Extracted data entries
+++++

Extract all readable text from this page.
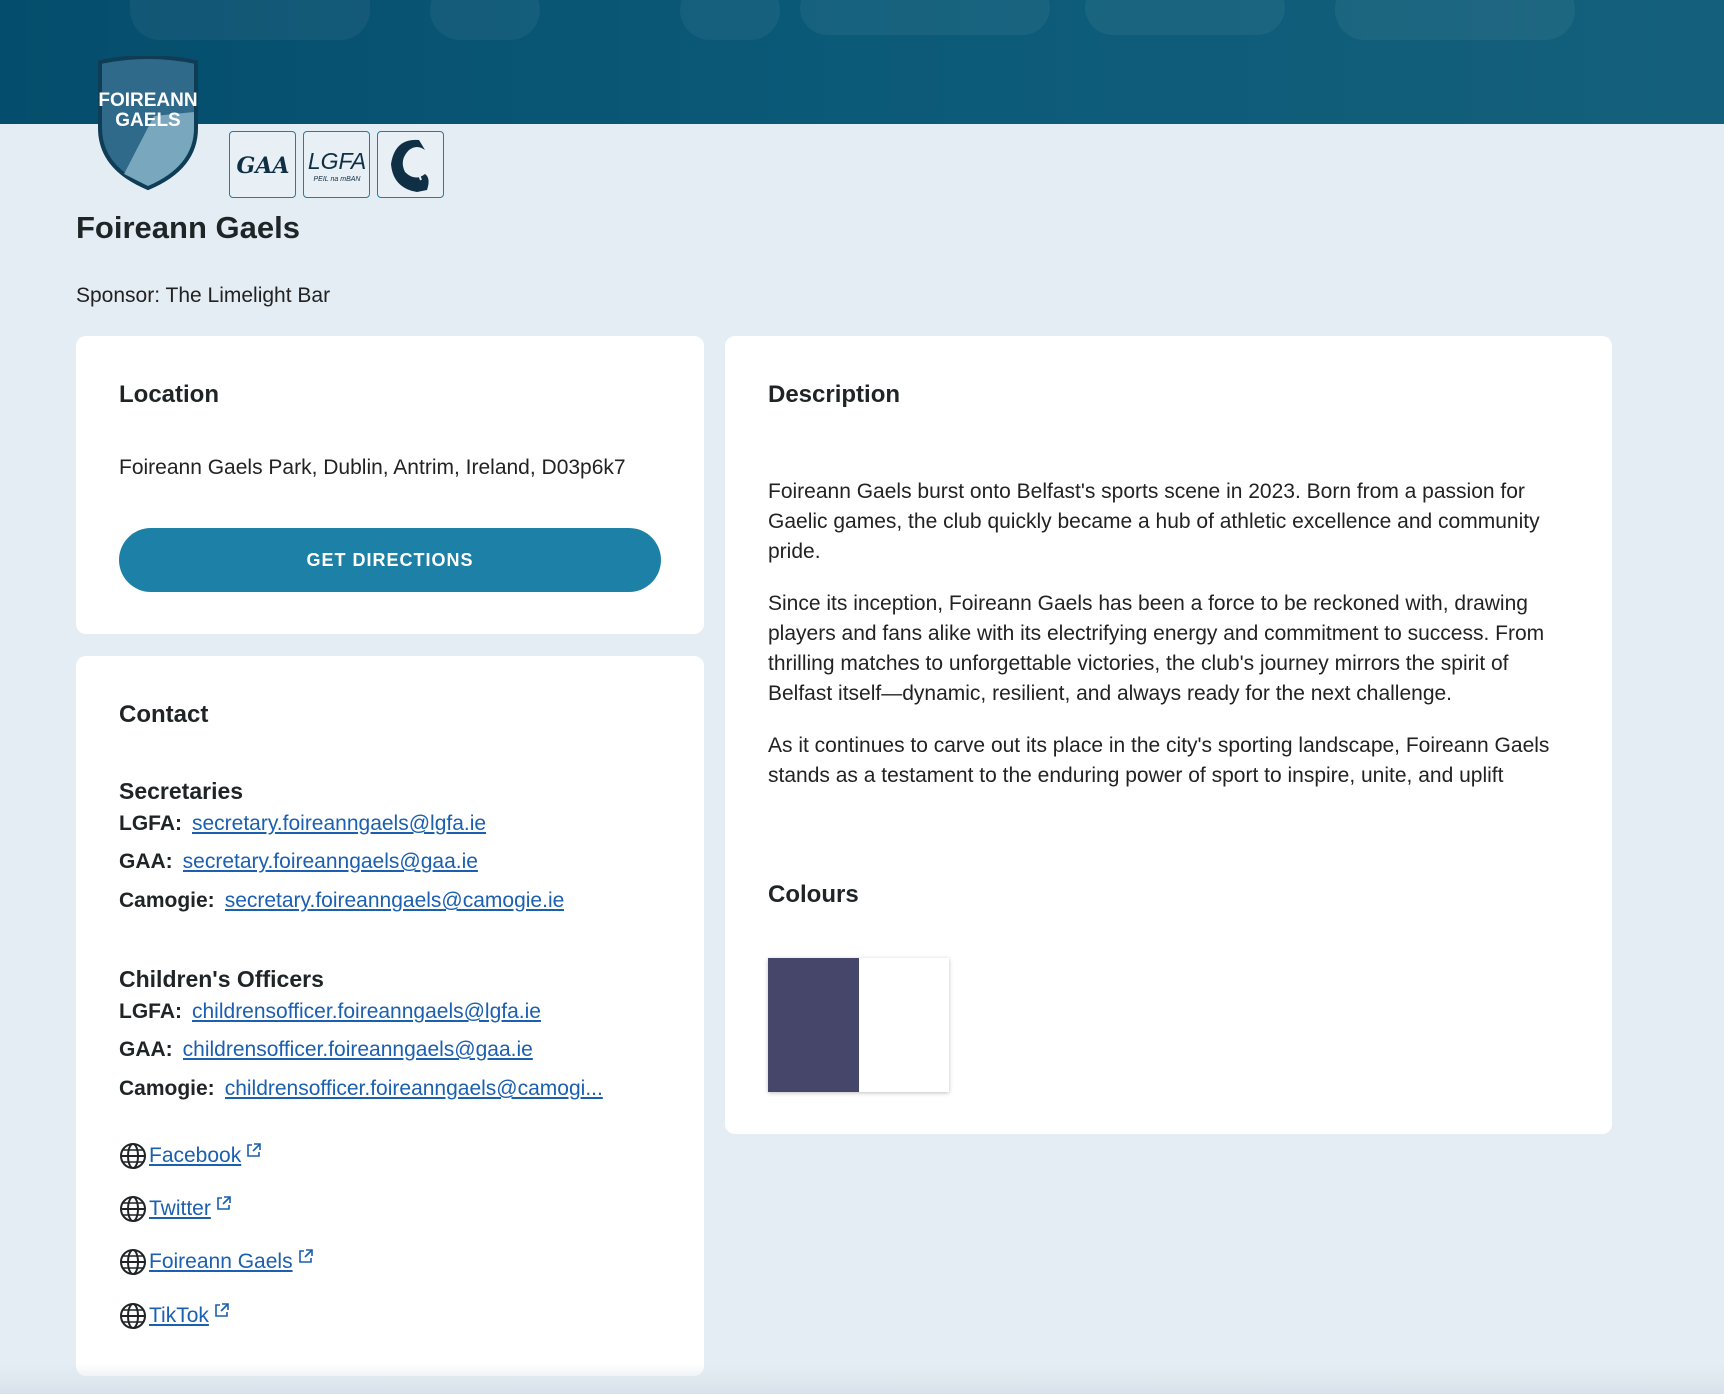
FOIREANN
GAELS
GAA LGFA
PEIL na mBAN
Foireann Gaels
Sponsor: The Limelight Bar
Location
Foireann Gaels Park, Dublin, Antrim, Ireland, D03p6k7
GET DIRECTIONS
Contact
Secretaries
LGFA: secretary.foireanngaels@lgfa.ie
GAA: secretary.foireanngaels@gaa.ie
Camogie: secretary.foireanngaels@camogie.ie
Children's Officers
LGFA: childrensofficer.foireanngaels@lgfa.ie
GAA: childrensofficer.foireanngaels@gaa.ie
Camogie: childrensofficer.foireanngaels@camogi...
Facebook
Twitter
Foireann Gaels
TikTok
Description

Foireann Gaels burst onto Belfast's sports scene in 2023. Born from a passion for Gaelic games, the club quickly became a hub of athletic excellence and community pride.

Since its inception, Foireann Gaels has been a force to be reckoned with, drawing players and fans alike with its electrifying energy and commitment to success. From thrilling matches to unforgettable victories, the club's journey mirrors the spirit of Belfast itself—dynamic, resilient, and always ready for the next challenge.

As it continues to carve out its place in the city's sporting landscape, Foireann Gaels stands as a testament to the enduring power of sport to inspire, unite, and uplift

Colours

+++++

• _TO DO_: Look through the entries and return every line where "childrensofficer" appears.

• _SOLUTION BELOW_:
LGFA: childrensofficer.foireanngaels@lgfa.ie
GAA: childrensofficer.foireanngaels@gaa.ie
Camogie: childrensofficer.foireanngaels@camogi...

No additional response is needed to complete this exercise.